## Begin Given data

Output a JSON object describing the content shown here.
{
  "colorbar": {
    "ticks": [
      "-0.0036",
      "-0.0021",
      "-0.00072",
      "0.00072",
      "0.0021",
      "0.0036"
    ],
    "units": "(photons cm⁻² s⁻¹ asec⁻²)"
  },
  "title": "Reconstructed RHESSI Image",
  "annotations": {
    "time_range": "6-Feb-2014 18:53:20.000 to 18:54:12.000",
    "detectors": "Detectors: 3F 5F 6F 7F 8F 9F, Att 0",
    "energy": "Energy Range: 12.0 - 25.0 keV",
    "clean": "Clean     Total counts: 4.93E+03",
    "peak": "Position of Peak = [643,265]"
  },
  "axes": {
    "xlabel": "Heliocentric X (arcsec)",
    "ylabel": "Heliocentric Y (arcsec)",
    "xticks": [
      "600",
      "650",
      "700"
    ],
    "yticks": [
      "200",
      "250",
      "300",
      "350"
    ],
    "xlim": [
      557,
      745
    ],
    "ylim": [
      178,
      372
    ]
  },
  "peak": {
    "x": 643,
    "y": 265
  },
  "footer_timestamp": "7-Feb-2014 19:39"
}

## End Given data

- **Task goal**
Your task is to print all of the records exactly.

- **Output for this exercise**
Output a JSON object describing the content shown here.
{
  "colorbar": {
    "ticks": [
      "-0.0036",
      "-0.0021",
      "-0.00072",
      "0.00072",
      "0.0021",
      "0.0036"
    ],
    "units": "(photons cm⁻² s⁻¹ asec⁻²)"
  },
  "title": "Reconstructed RHESSI Image",
  "annotations": {
    "time_range": "6-Feb-2014 18:53:20.000 to 18:54:12.000",
    "detectors": "Detectors: 3F 5F 6F 7F 8F 9F, Att 0",
    "energy": "Energy Range: 12.0 - 25.0 keV",
    "clean": "Clean     Total counts: 4.93E+03",
    "peak": "Position of Peak = [643,265]"
  },
  "axes": {
    "xlabel": "Heliocentric X (arcsec)",
    "ylabel": "Heliocentric Y (arcsec)",
    "xticks": [
      "600",
      "650",
      "700"
    ],
    "yticks": [
      "200",
      "250",
      "300",
      "350"
    ],
    "xlim": [
      557,
      745
    ],
    "ylim": [
      178,
      372
    ]
  },
  "peak": {
    "x": 643,
    "y": 265
  },
  "footer_timestamp": "7-Feb-2014 19:39"
}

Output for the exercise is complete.